The exercise:
Exclude any images and output the remaining records exactly.

• • •

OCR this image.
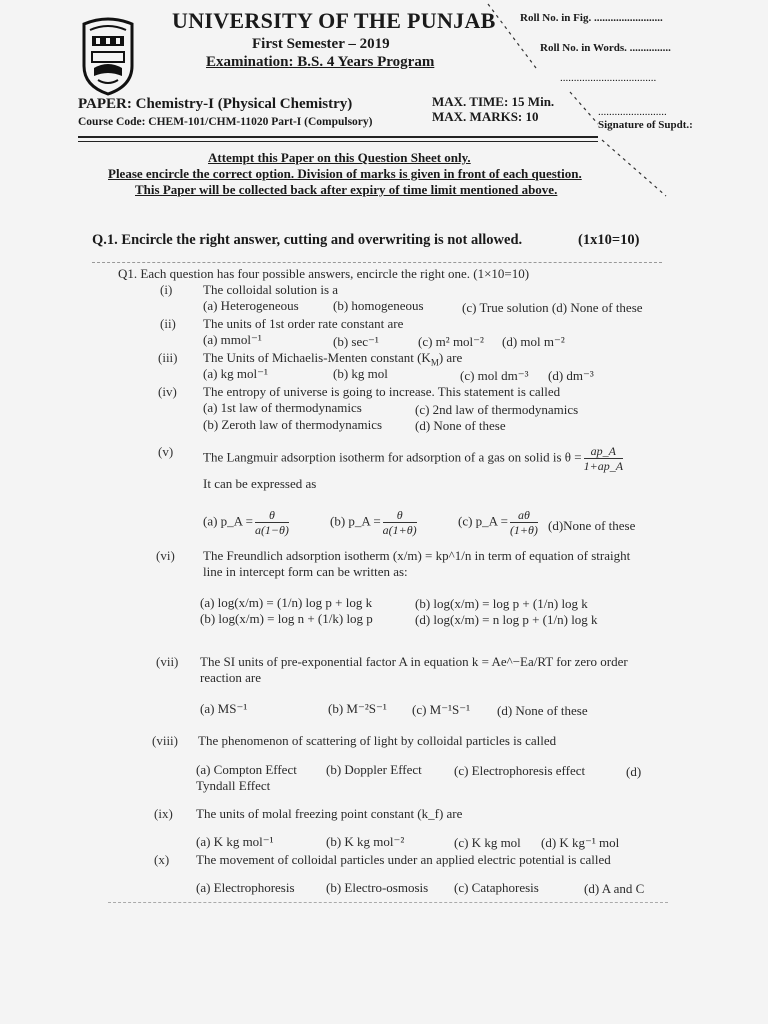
UNIVERSITY OF THE PUNJAB
First Semester – 2019
Examination: B.S. 4 Years Program
Roll No. in Fig. .........................
Roll No. in Words. ...............
...................................
.........................
Signature of Supdt.:
PAPER: Chemistry-I (Physical Chemistry)
Course Code: CHEM-101/CHM-11020 Part-I (Compulsory)
MAX. TIME: 15 Min.
MAX. MARKS: 10
Attempt this Paper on this Question Sheet only.
Please encircle the correct option. Division of marks is given in front of each question.
This Paper will be collected back after expiry of time limit mentioned above.
Q.1. Encircle the right answer, cutting and overwriting is not allowed.	(1x10=10)
Q1. Each question has four possible answers, encircle the right one. (1×10=10)
(i) The colloidal solution is a
(a) Heterogeneous	(b) homogeneous	(c) True solution (d) None of these
(ii) The units of 1st order rate constant are
(a) mmol⁻¹	(b) sec⁻¹	(c) m² mol⁻² (d) mol m⁻²
(iii) The Units of Michaelis-Menten constant $(K_M)$ are
(a) kg mol⁻¹	(b) kg mol	(c) mol dm⁻³ (d) dm⁻³
(iv) The entropy of universe is going to increase. This statement is called
(a) 1st law of thermodynamics	(c) 2nd law of thermodynamics
(b) Zeroth law of thermodynamics	(d) None of these
(v) The Langmuir adsorption isotherm for adsorption of a gas on solid is $\theta = \frac{ap\_A}{1+ap\_A}$
It can be expressed as
(a) p_A = $\frac{\theta}{a(1-\theta)}$	(b) p_A = $\frac{\theta}{a(1+\theta)}$	(c) p_A = $\frac{a\theta}{(1+\theta)}$ (d)None of these
(vi) The Freundlich adsorption isotherm (x/m) = kp^1/n in term of equation of straight
line in intercept form can be written as:
(a) log(x/m) = (1/n) log p + log k	(b) log(x/m) = log p + (1/n) log k
(b) log(x/m) = log n + (1/k) log p	(d) log(x/m) = n log p + (1/n) log k
(vii) The SI units of pre-exponential factor A in equation k = Ae^−Ea/RT for zero order
reaction are
(a) MS⁻¹	(b) M⁻²S⁻¹ (c) M⁻¹S⁻¹ (d) None of these
(viii) The phenomenon of scattering of light by colloidal particles is called
(a) Compton Effect (b) Doppler Effect (c) Electrophoresis effect	(d)
Tyndall Effect
(ix) The units of molal freezing point constant (k_f) are
(a) K kg mol⁻¹	(b) K kg mol⁻²	(c) K kg mol (d) K kg⁻¹ mol
(x) The movement of colloidal particles under an applied electric potential is called
(a) Electrophoresis (b) Electro-osmosis (c) Cataphoresis	(d) A and C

• • •

Exercise response:
OCR this image.
UNIVERSITY OF THE PUNJAB
First Semester – 2019
Examination: B.S. 4 Years Program
Roll No. in Fig. .........................
Roll No. in Words. ...............
...................................
.........................
Signature of Supdt.:
PAPER: Chemistry-I (Physical Chemistry)
Course Code: CHEM-101/CHM-11020 Part-I (Compulsory)
MAX. TIME: 15 Min.
MAX. MARKS: 10
Attempt this Paper on this Question Sheet only.
Please encircle the correct option. Division of marks is given in front of each question.
This Paper will be collected back after expiry of time limit mentioned above.
Q.1. Encircle the right answer, cutting and overwriting is not allowed.	(1x10=10)
Q1. Each question has four possible answers, encircle the right one. (1×10=10)
(i) The colloidal solution is a
(a) Heterogeneous	(b) homogeneous	(c) True solution (d) None of these
(ii) The units of 1st order rate constant are
(a) mmol⁻¹	(b) sec⁻¹	(c) m² mol⁻² (d) mol m⁻²
(iii) The Units of Michaelis-Menten constant $(K_M)$ are
(a) kg mol⁻¹	(b) kg mol	(c) mol dm⁻³ (d) dm⁻³
(iv) The entropy of universe is going to increase. This statement is called
(a) 1st law of thermodynamics	(c) 2nd law of thermodynamics
(b) Zeroth law of thermodynamics	(d) None of these
(v) The Langmuir adsorption isotherm for adsorption of a gas on solid is $\theta = \frac{ap\_A}{1+ap\_A}$
It can be expressed as
(a) p_A = $\frac{\theta}{a(1-\theta)}$	(b) p_A = $\frac{\theta}{a(1+\theta)}$	(c) p_A = $\frac{a\theta}{(1+\theta)}$ (d)None of these
(vi) The Freundlich adsorption isotherm (x/m) = kp^1/n in term of equation of straight
line in intercept form can be written as:
(a) log(x/m) = (1/n) log p + log k	(b) log(x/m) = log p + (1/n) log k
(b) log(x/m) = log n + (1/k) log p	(d) log(x/m) = n log p + (1/n) log k
(vii) The SI units of pre-exponential factor A in equation k = Ae^−Ea/RT for zero order
reaction are
(a) MS⁻¹	(b) M⁻²S⁻¹ (c) M⁻¹S⁻¹ (d) None of these
(viii) The phenomenon of scattering of light by colloidal particles is called
(a) Compton Effect (b) Doppler Effect (c) Electrophoresis effect	(d)
Tyndall Effect
(ix) The units of molal freezing point constant (k_f) are
(a) K kg mol⁻¹	(b) K kg mol⁻²	(c) K kg mol (d) K kg⁻¹ mol
(x) The movement of colloidal particles under an applied electric potential is called
(a) Electrophoresis (b) Electro-osmosis (c) Cataphoresis	(d) A and C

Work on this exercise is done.